THE TASK.
Print every entry exactly as written.

= = = = = = =

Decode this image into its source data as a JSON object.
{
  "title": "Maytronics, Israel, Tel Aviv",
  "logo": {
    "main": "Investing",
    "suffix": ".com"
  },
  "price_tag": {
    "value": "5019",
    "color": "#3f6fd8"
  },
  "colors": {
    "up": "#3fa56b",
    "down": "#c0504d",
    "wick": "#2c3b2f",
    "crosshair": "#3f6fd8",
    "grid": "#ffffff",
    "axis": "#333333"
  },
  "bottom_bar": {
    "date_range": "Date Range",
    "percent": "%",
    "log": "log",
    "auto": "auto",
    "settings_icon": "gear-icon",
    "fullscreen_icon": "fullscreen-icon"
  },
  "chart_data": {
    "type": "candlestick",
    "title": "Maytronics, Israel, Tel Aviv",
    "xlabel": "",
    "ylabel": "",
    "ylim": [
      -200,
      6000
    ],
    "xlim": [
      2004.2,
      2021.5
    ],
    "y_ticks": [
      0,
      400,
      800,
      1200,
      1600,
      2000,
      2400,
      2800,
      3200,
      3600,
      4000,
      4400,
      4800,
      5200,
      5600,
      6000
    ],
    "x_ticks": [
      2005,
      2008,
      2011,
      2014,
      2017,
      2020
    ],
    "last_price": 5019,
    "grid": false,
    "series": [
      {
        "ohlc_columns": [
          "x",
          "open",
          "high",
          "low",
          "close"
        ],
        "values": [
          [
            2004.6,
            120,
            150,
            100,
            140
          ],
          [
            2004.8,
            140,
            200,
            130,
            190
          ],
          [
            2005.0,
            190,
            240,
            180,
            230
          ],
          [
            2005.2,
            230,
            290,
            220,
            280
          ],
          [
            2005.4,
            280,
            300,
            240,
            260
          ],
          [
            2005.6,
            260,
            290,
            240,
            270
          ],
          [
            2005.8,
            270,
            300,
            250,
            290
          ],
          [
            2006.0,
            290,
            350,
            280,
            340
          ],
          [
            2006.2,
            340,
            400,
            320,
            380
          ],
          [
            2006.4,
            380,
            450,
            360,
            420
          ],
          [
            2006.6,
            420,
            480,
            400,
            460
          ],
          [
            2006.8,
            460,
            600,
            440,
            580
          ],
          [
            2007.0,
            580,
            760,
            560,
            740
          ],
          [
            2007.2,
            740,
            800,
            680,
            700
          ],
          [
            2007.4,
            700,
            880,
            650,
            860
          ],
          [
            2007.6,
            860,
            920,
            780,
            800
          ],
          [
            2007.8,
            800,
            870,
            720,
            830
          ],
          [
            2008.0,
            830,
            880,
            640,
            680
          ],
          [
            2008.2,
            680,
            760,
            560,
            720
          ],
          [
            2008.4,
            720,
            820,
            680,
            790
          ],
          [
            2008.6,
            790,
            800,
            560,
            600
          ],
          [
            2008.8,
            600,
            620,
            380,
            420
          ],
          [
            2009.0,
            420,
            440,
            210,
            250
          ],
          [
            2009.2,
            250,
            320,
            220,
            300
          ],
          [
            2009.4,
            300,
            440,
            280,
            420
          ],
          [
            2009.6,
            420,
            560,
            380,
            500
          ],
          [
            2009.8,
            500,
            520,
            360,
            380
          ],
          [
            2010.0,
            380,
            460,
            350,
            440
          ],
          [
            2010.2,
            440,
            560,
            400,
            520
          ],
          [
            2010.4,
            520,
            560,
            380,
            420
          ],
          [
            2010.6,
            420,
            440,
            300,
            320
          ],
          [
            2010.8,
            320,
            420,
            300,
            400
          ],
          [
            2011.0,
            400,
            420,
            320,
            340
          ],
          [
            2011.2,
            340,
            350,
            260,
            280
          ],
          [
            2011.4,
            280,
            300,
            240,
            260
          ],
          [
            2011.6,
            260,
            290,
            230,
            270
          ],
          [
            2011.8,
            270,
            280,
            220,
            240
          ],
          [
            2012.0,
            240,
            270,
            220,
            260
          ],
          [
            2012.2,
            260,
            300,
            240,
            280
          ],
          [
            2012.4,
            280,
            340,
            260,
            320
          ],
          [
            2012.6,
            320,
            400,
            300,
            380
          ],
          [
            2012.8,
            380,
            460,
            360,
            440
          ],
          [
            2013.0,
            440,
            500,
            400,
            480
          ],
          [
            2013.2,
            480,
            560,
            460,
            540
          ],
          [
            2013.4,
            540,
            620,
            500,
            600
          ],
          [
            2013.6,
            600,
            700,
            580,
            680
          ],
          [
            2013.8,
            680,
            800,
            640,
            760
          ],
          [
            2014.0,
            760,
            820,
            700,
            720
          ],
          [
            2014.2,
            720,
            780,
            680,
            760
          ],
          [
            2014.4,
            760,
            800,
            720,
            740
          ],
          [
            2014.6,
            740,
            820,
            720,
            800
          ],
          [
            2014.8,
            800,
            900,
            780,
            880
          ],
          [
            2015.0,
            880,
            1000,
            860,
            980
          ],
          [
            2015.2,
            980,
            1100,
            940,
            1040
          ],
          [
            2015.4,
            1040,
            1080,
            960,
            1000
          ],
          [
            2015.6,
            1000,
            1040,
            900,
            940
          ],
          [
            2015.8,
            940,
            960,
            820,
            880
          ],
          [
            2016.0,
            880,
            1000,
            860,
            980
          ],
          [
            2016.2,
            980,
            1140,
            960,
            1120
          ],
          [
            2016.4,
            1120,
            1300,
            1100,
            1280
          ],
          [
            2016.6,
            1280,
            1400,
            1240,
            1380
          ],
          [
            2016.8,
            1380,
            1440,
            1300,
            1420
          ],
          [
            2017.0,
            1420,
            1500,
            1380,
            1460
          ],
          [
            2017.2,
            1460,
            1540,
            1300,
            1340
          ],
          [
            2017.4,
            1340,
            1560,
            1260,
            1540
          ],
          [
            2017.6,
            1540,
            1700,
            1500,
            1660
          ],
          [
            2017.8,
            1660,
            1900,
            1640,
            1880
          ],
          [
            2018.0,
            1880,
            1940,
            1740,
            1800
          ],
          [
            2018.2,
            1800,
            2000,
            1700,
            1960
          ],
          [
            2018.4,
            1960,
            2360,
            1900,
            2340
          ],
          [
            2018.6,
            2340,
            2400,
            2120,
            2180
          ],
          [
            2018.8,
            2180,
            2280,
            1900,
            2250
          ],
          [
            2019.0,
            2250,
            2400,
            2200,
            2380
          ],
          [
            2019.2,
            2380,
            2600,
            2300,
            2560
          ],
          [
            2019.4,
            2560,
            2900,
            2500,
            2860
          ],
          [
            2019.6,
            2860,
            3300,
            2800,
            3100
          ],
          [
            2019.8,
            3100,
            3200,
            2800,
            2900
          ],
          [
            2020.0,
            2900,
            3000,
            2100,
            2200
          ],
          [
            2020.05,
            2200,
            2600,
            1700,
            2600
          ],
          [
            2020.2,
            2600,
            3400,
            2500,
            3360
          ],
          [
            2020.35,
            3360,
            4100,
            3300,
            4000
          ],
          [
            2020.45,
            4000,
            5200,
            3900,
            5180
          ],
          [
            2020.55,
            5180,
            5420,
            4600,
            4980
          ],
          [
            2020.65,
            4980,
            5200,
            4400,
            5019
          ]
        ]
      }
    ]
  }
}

= = = = = = =

ANSWER TO THE PROBLEM.
Decode this image into its source data as a JSON object.
{
  "title": "Maytronics, Israel, Tel Aviv",
  "logo": {
    "main": "Investing",
    "suffix": ".com"
  },
  "price_tag": {
    "value": "5019",
    "color": "#3f6fd8"
  },
  "colors": {
    "up": "#3fa56b",
    "down": "#c0504d",
    "wick": "#2c3b2f",
    "crosshair": "#3f6fd8",
    "grid": "#ffffff",
    "axis": "#333333"
  },
  "bottom_bar": {
    "date_range": "Date Range",
    "percent": "%",
    "log": "log",
    "auto": "auto",
    "settings_icon": "gear-icon",
    "fullscreen_icon": "fullscreen-icon"
  },
  "chart_data": {
    "type": "candlestick",
    "title": "Maytronics, Israel, Tel Aviv",
    "xlabel": "",
    "ylabel": "",
    "ylim": [
      -200,
      6000
    ],
    "xlim": [
      2004.2,
      2021.5
    ],
    "y_ticks": [
      0,
      400,
      800,
      1200,
      1600,
      2000,
      2400,
      2800,
      3200,
      3600,
      4000,
      4400,
      4800,
      5200,
      5600,
      6000
    ],
    "x_ticks": [
      2005,
      2008,
      2011,
      2014,
      2017,
      2020
    ],
    "last_price": 5019,
    "grid": false,
    "series": [
      {
        "ohlc_columns": [
          "x",
          "open",
          "high",
          "low",
          "close"
        ],
        "values": [
          [
            2004.6,
            120,
            150,
            100,
            140
          ],
          [
            2004.8,
            140,
            200,
            130,
            190
          ],
          [
            2005.0,
            190,
            240,
            180,
            230
          ],
          [
            2005.2,
            230,
            290,
            220,
            280
          ],
          [
            2005.4,
            280,
            300,
            240,
            260
          ],
          [
            2005.6,
            260,
            290,
            240,
            270
          ],
          [
            2005.8,
            270,
            300,
            250,
            290
          ],
          [
            2006.0,
            290,
            350,
            280,
            340
          ],
          [
            2006.2,
            340,
            400,
            320,
            380
          ],
          [
            2006.4,
            380,
            450,
            360,
            420
          ],
          [
            2006.6,
            420,
            480,
            400,
            460
          ],
          [
            2006.8,
            460,
            600,
            440,
            580
          ],
          [
            2007.0,
            580,
            760,
            560,
            740
          ],
          [
            2007.2,
            740,
            800,
            680,
            700
          ],
          [
            2007.4,
            700,
            880,
            650,
            860
          ],
          [
            2007.6,
            860,
            920,
            780,
            800
          ],
          [
            2007.8,
            800,
            870,
            720,
            830
          ],
          [
            2008.0,
            830,
            880,
            640,
            680
          ],
          [
            2008.2,
            680,
            760,
            560,
            720
          ],
          [
            2008.4,
            720,
            820,
            680,
            790
          ],
          [
            2008.6,
            790,
            800,
            560,
            600
          ],
          [
            2008.8,
            600,
            620,
            380,
            420
          ],
          [
            2009.0,
            420,
            440,
            210,
            250
          ],
          [
            2009.2,
            250,
            320,
            220,
            300
          ],
          [
            2009.4,
            300,
            440,
            280,
            420
          ],
          [
            2009.6,
            420,
            560,
            380,
            500
          ],
          [
            2009.8,
            500,
            520,
            360,
            380
          ],
          [
            2010.0,
            380,
            460,
            350,
            440
          ],
          [
            2010.2,
            440,
            560,
            400,
            520
          ],
          [
            2010.4,
            520,
            560,
            380,
            420
          ],
          [
            2010.6,
            420,
            440,
            300,
            320
          ],
          [
            2010.8,
            320,
            420,
            300,
            400
          ],
          [
            2011.0,
            400,
            420,
            320,
            340
          ],
          [
            2011.2,
            340,
            350,
            260,
            280
          ],
          [
            2011.4,
            280,
            300,
            240,
            260
          ],
          [
            2011.6,
            260,
            290,
            230,
            270
          ],
          [
            2011.8,
            270,
            280,
            220,
            240
          ],
          [
            2012.0,
            240,
            270,
            220,
            260
          ],
          [
            2012.2,
            260,
            300,
            240,
            280
          ],
          [
            2012.4,
            280,
            340,
            260,
            320
          ],
          [
            2012.6,
            320,
            400,
            300,
            380
          ],
          [
            2012.8,
            380,
            460,
            360,
            440
          ],
          [
            2013.0,
            440,
            500,
            400,
            480
          ],
          [
            2013.2,
            480,
            560,
            460,
            540
          ],
          [
            2013.4,
            540,
            620,
            500,
            600
          ],
          [
            2013.6,
            600,
            700,
            580,
            680
          ],
          [
            2013.8,
            680,
            800,
            640,
            760
          ],
          [
            2014.0,
            760,
            820,
            700,
            720
          ],
          [
            2014.2,
            720,
            780,
            680,
            760
          ],
          [
            2014.4,
            760,
            800,
            720,
            740
          ],
          [
            2014.6,
            740,
            820,
            720,
            800
          ],
          [
            2014.8,
            800,
            900,
            780,
            880
          ],
          [
            2015.0,
            880,
            1000,
            860,
            980
          ],
          [
            2015.2,
            980,
            1100,
            940,
            1040
          ],
          [
            2015.4,
            1040,
            1080,
            960,
            1000
          ],
          [
            2015.6,
            1000,
            1040,
            900,
            940
          ],
          [
            2015.8,
            940,
            960,
            820,
            880
          ],
          [
            2016.0,
            880,
            1000,
            860,
            980
          ],
          [
            2016.2,
            980,
            1140,
            960,
            1120
          ],
          [
            2016.4,
            1120,
            1300,
            1100,
            1280
          ],
          [
            2016.6,
            1280,
            1400,
            1240,
            1380
          ],
          [
            2016.8,
            1380,
            1440,
            1300,
            1420
          ],
          [
            2017.0,
            1420,
            1500,
            1380,
            1460
          ],
          [
            2017.2,
            1460,
            1540,
            1300,
            1340
          ],
          [
            2017.4,
            1340,
            1560,
            1260,
            1540
          ],
          [
            2017.6,
            1540,
            1700,
            1500,
            1660
          ],
          [
            2017.8,
            1660,
            1900,
            1640,
            1880
          ],
          [
            2018.0,
            1880,
            1940,
            1740,
            1800
          ],
          [
            2018.2,
            1800,
            2000,
            1700,
            1960
          ],
          [
            2018.4,
            1960,
            2360,
            1900,
            2340
          ],
          [
            2018.6,
            2340,
            2400,
            2120,
            2180
          ],
          [
            2018.8,
            2180,
            2280,
            1900,
            2250
          ],
          [
            2019.0,
            2250,
            2400,
            2200,
            2380
          ],
          [
            2019.2,
            2380,
            2600,
            2300,
            2560
          ],
          [
            2019.4,
            2560,
            2900,
            2500,
            2860
          ],
          [
            2019.6,
            2860,
            3300,
            2800,
            3100
          ],
          [
            2019.8,
            3100,
            3200,
            2800,
            2900
          ],
          [
            2020.0,
            2900,
            3000,
            2100,
            2200
          ],
          [
            2020.05,
            2200,
            2600,
            1700,
            2600
          ],
          [
            2020.2,
            2600,
            3400,
            2500,
            3360
          ],
          [
            2020.35,
            3360,
            4100,
            3300,
            4000
          ],
          [
            2020.45,
            4000,
            5200,
            3900,
            5180
          ],
          [
            2020.55,
            5180,
            5420,
            4600,
            4980
          ],
          [
            2020.65,
            4980,
            5200,
            4400,
            5019
          ]
        ]
      }
    ]
  }
}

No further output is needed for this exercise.